Stored items

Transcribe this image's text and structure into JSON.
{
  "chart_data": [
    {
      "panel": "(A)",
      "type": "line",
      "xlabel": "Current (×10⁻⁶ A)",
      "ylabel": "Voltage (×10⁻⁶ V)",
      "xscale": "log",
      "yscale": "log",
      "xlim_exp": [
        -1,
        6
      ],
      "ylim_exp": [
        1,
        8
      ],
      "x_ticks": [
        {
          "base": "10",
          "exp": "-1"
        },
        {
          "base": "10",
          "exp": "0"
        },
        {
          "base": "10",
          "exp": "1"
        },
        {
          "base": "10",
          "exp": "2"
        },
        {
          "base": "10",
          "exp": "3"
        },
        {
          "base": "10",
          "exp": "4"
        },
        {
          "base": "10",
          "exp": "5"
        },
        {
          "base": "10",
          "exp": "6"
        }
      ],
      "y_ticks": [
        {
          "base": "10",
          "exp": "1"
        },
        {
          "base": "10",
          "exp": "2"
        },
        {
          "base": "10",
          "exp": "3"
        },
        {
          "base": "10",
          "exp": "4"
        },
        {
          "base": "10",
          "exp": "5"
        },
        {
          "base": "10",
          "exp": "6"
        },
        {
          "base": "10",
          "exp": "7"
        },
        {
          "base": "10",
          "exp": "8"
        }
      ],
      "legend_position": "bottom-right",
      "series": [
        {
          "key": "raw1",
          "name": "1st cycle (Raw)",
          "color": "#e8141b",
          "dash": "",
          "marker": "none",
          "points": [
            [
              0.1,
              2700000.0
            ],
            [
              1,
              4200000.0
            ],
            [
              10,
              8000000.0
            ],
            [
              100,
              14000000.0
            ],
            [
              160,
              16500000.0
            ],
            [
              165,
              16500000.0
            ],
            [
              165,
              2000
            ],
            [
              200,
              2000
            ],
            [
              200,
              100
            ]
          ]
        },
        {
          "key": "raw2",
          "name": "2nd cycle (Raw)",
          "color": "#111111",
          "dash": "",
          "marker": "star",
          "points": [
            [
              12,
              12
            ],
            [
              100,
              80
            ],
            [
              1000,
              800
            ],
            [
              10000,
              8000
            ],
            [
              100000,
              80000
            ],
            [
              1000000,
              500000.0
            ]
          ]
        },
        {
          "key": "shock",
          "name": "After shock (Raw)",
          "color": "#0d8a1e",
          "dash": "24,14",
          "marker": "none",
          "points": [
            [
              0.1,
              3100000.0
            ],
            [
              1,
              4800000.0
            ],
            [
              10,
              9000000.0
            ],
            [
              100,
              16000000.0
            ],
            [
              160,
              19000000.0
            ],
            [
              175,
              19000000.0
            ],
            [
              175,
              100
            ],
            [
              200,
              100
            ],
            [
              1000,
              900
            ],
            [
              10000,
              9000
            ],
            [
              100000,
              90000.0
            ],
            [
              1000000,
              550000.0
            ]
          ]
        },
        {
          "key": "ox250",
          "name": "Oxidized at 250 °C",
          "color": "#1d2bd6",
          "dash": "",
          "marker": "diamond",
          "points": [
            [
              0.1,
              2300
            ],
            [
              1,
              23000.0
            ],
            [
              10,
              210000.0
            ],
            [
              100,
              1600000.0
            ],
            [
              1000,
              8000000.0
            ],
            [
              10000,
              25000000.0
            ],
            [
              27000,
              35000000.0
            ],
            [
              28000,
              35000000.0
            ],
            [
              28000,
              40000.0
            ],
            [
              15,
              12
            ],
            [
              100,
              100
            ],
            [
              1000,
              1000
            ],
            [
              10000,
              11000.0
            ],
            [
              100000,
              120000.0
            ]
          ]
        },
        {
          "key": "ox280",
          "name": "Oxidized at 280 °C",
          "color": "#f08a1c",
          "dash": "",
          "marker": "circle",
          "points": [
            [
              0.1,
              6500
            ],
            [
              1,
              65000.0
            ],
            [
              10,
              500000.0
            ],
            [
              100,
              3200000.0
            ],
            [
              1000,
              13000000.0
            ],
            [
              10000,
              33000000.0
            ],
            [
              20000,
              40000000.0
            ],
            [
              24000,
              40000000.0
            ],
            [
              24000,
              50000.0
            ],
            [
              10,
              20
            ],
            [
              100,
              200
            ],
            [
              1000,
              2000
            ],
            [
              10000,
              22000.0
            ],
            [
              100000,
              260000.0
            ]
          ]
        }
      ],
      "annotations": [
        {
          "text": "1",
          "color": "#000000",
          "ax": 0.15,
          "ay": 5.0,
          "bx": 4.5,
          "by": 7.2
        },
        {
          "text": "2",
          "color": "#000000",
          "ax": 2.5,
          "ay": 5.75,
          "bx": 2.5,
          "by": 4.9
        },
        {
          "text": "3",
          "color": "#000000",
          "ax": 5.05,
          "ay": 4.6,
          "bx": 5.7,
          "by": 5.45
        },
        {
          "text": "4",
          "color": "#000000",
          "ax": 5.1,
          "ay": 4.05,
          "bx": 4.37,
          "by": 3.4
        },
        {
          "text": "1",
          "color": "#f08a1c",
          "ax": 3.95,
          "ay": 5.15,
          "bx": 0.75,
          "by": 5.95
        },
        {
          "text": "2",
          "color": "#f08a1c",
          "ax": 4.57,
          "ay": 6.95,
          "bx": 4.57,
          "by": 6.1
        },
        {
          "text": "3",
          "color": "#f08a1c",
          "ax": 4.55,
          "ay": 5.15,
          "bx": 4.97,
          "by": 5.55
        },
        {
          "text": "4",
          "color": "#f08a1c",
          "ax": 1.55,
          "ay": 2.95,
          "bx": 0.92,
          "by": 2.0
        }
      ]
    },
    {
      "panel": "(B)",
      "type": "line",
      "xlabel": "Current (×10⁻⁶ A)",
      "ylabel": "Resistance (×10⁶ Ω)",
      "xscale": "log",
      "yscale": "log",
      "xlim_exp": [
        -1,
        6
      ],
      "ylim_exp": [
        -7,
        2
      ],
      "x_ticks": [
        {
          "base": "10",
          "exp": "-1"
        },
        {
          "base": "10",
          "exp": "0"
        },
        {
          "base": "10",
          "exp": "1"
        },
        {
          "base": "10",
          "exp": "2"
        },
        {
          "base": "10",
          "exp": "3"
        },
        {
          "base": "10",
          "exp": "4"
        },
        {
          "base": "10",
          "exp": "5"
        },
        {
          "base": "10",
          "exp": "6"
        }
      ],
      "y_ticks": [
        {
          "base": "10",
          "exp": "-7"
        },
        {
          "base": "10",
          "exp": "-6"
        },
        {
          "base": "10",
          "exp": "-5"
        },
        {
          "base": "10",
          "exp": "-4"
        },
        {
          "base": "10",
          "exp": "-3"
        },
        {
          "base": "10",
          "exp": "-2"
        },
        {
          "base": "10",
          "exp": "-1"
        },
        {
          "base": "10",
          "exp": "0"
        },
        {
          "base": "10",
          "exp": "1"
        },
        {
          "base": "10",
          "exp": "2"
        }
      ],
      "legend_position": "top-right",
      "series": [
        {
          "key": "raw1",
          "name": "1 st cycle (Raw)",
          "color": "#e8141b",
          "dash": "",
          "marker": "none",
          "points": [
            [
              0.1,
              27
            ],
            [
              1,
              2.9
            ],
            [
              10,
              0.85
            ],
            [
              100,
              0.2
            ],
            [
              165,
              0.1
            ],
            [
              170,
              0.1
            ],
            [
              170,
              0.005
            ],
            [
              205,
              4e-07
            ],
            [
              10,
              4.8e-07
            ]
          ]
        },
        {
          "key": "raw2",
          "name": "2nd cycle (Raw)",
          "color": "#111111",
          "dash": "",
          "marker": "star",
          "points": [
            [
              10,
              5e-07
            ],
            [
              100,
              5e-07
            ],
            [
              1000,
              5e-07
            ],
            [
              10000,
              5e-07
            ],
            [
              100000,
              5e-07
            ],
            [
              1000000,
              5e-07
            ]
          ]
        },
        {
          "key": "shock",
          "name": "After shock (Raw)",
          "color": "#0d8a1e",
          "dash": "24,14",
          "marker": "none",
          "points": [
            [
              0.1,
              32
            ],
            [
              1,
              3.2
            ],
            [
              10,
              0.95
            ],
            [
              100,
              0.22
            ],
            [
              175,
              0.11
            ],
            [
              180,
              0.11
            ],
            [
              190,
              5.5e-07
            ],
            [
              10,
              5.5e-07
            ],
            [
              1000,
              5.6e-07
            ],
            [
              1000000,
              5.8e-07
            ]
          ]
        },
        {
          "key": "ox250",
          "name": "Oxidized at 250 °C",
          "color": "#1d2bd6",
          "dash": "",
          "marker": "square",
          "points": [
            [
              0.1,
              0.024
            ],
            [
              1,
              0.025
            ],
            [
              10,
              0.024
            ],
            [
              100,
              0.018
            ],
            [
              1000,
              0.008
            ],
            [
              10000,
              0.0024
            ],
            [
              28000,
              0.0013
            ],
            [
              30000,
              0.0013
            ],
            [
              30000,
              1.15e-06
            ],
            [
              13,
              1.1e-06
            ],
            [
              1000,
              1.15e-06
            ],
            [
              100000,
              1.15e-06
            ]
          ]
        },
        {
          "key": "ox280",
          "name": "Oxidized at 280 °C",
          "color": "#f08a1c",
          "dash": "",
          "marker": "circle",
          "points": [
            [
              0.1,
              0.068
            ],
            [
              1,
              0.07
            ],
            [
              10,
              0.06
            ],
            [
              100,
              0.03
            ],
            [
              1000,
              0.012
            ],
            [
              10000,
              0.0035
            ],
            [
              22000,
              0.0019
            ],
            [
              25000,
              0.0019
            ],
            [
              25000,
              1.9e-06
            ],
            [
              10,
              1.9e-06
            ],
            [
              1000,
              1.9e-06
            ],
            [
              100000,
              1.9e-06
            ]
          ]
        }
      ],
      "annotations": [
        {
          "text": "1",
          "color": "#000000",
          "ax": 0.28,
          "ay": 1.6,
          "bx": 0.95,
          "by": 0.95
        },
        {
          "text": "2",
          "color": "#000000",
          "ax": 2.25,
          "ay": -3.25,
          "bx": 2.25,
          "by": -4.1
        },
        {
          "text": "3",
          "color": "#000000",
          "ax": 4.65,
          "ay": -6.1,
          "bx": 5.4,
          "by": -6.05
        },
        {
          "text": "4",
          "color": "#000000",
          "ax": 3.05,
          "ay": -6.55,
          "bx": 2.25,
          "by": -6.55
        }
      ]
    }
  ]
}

- [Short task]:
Gather up the lines containing the word "cycle" from these records and copy them.

- [Solution below]:
          "name": "1st cycle (Raw)",
          "name": "2nd cycle (Raw)",
          "name": "1 st cycle (Raw)",
          "name": "2nd cycle (Raw)",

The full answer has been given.